--- Start ---
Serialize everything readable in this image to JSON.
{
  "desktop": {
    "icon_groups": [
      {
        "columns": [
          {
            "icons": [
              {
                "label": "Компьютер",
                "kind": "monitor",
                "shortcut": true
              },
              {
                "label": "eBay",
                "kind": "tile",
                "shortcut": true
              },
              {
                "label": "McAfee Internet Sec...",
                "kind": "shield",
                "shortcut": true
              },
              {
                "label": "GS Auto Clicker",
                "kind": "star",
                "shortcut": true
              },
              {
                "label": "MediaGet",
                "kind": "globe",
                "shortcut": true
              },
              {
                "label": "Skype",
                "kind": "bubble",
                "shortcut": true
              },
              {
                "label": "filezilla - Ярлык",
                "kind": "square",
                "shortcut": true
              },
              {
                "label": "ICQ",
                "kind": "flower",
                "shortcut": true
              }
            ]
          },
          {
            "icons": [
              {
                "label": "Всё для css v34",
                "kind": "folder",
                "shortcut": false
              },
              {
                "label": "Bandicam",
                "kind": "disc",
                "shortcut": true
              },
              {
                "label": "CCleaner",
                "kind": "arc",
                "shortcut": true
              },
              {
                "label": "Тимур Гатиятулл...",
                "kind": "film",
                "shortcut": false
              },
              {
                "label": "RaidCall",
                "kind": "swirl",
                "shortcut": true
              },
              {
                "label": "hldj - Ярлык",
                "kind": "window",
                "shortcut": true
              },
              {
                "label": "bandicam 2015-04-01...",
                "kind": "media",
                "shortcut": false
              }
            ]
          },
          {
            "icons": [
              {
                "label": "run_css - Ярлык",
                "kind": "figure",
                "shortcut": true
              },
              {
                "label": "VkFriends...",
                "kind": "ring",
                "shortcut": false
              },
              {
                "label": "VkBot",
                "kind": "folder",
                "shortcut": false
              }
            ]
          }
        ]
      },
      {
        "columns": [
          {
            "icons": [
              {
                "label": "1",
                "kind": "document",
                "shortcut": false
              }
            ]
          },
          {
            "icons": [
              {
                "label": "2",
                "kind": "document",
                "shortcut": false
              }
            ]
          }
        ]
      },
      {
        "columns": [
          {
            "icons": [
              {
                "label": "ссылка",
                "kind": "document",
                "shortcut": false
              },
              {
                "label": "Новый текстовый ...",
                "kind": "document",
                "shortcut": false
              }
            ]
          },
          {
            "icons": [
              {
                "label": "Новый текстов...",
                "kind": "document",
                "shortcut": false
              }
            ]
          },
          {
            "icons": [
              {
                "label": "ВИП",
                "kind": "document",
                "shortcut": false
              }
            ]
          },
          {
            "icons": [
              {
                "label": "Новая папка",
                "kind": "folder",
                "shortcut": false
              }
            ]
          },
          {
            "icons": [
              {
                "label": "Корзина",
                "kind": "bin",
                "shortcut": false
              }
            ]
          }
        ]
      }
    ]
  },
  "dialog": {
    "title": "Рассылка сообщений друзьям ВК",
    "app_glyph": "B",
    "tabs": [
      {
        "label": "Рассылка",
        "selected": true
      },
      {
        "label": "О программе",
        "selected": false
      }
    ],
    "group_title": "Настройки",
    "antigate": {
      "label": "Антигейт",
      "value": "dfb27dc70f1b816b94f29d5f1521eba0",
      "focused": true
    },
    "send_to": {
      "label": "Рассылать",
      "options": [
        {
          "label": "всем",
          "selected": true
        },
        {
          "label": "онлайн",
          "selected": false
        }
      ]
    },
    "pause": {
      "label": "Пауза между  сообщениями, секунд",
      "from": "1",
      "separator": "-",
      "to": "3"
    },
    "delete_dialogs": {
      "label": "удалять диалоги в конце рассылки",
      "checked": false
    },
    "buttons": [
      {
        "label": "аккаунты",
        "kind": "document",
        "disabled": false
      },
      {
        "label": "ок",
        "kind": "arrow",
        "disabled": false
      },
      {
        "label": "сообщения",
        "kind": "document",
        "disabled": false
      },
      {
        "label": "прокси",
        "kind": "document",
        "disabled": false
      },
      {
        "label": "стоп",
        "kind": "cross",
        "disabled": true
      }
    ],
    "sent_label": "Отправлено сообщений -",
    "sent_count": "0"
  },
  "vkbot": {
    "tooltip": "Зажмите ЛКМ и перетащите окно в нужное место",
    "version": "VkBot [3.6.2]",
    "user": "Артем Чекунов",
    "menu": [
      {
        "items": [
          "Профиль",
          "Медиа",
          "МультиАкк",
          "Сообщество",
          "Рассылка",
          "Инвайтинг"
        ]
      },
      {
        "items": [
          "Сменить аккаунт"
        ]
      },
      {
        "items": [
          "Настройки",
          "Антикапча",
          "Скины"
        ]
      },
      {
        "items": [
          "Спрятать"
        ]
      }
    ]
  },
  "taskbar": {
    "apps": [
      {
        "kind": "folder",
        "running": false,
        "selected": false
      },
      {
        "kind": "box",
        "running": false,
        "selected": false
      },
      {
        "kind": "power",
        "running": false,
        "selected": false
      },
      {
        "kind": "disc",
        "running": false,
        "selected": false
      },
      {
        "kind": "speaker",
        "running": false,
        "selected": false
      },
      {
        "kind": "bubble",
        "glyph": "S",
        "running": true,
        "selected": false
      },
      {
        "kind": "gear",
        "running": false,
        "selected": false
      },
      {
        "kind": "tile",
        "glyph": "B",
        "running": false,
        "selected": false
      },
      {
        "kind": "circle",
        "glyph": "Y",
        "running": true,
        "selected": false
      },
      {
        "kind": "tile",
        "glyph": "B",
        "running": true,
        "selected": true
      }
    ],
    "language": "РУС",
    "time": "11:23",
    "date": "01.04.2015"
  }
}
--- End ---
▸ Given exercise
Transcribe all of the material exactly. Omit nothing.

▸ Task result
Serialize everything readable in this image to JSON.
{
  "desktop": {
    "icon_groups": [
      {
        "columns": [
          {
            "icons": [
              {
                "label": "Компьютер",
                "kind": "monitor",
                "shortcut": true
              },
              {
                "label": "eBay",
                "kind": "tile",
                "shortcut": true
              },
              {
                "label": "McAfee Internet Sec...",
                "kind": "shield",
                "shortcut": true
              },
              {
                "label": "GS Auto Clicker",
                "kind": "star",
                "shortcut": true
              },
              {
                "label": "MediaGet",
                "kind": "globe",
                "shortcut": true
              },
              {
                "label": "Skype",
                "kind": "bubble",
                "shortcut": true
              },
              {
                "label": "filezilla - Ярлык",
                "kind": "square",
                "shortcut": true
              },
              {
                "label": "ICQ",
                "kind": "flower",
                "shortcut": true
              }
            ]
          },
          {
            "icons": [
              {
                "label": "Всё для css v34",
                "kind": "folder",
                "shortcut": false
              },
              {
                "label": "Bandicam",
                "kind": "disc",
                "shortcut": true
              },
              {
                "label": "CCleaner",
                "kind": "arc",
                "shortcut": true
              },
              {
                "label": "Тимур Гатиятулл...",
                "kind": "film",
                "shortcut": false
              },
              {
                "label": "RaidCall",
                "kind": "swirl",
                "shortcut": true
              },
              {
                "label": "hldj - Ярлык",
                "kind": "window",
                "shortcut": true
              },
              {
                "label": "bandicam 2015-04-01...",
                "kind": "media",
                "shortcut": false
              }
            ]
          },
          {
            "icons": [
              {
                "label": "run_css - Ярлык",
                "kind": "figure",
                "shortcut": true
              },
              {
                "label": "VkFriends...",
                "kind": "ring",
                "shortcut": false
              },
              {
                "label": "VkBot",
                "kind": "folder",
                "shortcut": false
              }
            ]
          }
        ]
      },
      {
        "columns": [
          {
            "icons": [
              {
                "label": "1",
                "kind": "document",
                "shortcut": false
              }
            ]
          },
          {
            "icons": [
              {
                "label": "2",
                "kind": "document",
                "shortcut": false
              }
            ]
          }
        ]
      },
      {
        "columns": [
          {
            "icons": [
              {
                "label": "ссылка",
                "kind": "document",
                "shortcut": false
              },
              {
                "label": "Новый текстовый ...",
                "kind": "document",
                "shortcut": false
              }
            ]
          },
          {
            "icons": [
              {
                "label": "Новый текстов...",
                "kind": "document",
                "shortcut": false
              }
            ]
          },
          {
            "icons": [
              {
                "label": "ВИП",
                "kind": "document",
                "shortcut": false
              }
            ]
          },
          {
            "icons": [
              {
                "label": "Новая папка",
                "kind": "folder",
                "shortcut": false
              }
            ]
          },
          {
            "icons": [
              {
                "label": "Корзина",
                "kind": "bin",
                "shortcut": false
              }
            ]
          }
        ]
      }
    ]
  },
  "dialog": {
    "title": "Рассылка сообщений друзьям ВК",
    "app_glyph": "B",
    "tabs": [
      {
        "label": "Рассылка",
        "selected": true
      },
      {
        "label": "О программе",
        "selected": false
      }
    ],
    "group_title": "Настройки",
    "antigate": {
      "label": "Антигейт",
      "value": "dfb27dc70f1b816b94f29d5f1521eba0",
      "focused": true
    },
    "send_to": {
      "label": "Рассылать",
      "options": [
        {
          "label": "всем",
          "selected": true
        },
        {
          "label": "онлайн",
          "selected": false
        }
      ]
    },
    "pause": {
      "label": "Пауза между  сообщениями, секунд",
      "from": "1",
      "separator": "-",
      "to": "3"
    },
    "delete_dialogs": {
      "label": "удалять диалоги в конце рассылки",
      "checked": false
    },
    "buttons": [
      {
        "label": "аккаунты",
        "kind": "document",
        "disabled": false
      },
      {
        "label": "ок",
        "kind": "arrow",
        "disabled": false
      },
      {
        "label": "сообщения",
        "kind": "document",
        "disabled": false
      },
      {
        "label": "прокси",
        "kind": "document",
        "disabled": false
      },
      {
        "label": "стоп",
        "kind": "cross",
        "disabled": true
      }
    ],
    "sent_label": "Отправлено сообщений -",
    "sent_count": "0"
  },
  "vkbot": {
    "tooltip": "Зажмите ЛКМ и перетащите окно в нужное место",
    "version": "VkBot [3.6.2]",
    "user": "Артем Чекунов",
    "menu": [
      {
        "items": [
          "Профиль",
          "Медиа",
          "МультиАкк",
          "Сообщество",
          "Рассылка",
          "Инвайтинг"
        ]
      },
      {
        "items": [
          "Сменить аккаунт"
        ]
      },
      {
        "items": [
          "Настройки",
          "Антикапча",
          "Скины"
        ]
      },
      {
        "items": [
          "Спрятать"
        ]
      }
    ]
  },
  "taskbar": {
    "apps": [
      {
        "kind": "folder",
        "running": false,
        "selected": false
      },
      {
        "kind": "box",
        "running": false,
        "selected": false
      },
      {
        "kind": "power",
        "running": false,
        "selected": false
      },
      {
        "kind": "disc",
        "running": false,
        "selected": false
      },
      {
        "kind": "speaker",
        "running": false,
        "selected": false
      },
      {
        "kind": "bubble",
        "glyph": "S",
        "running": true,
        "selected": false
      },
      {
        "kind": "gear",
        "running": false,
        "selected": false
      },
      {
        "kind": "tile",
        "glyph": "B",
        "running": false,
        "selected": false
      },
      {
        "kind": "circle",
        "glyph": "Y",
        "running": true,
        "selected": false
      },
      {
        "kind": "tile",
        "glyph": "B",
        "running": true,
        "selected": true
      }
    ],
    "language": "РУС",
    "time": "11:23",
    "date": "01.04.2015"
  }
}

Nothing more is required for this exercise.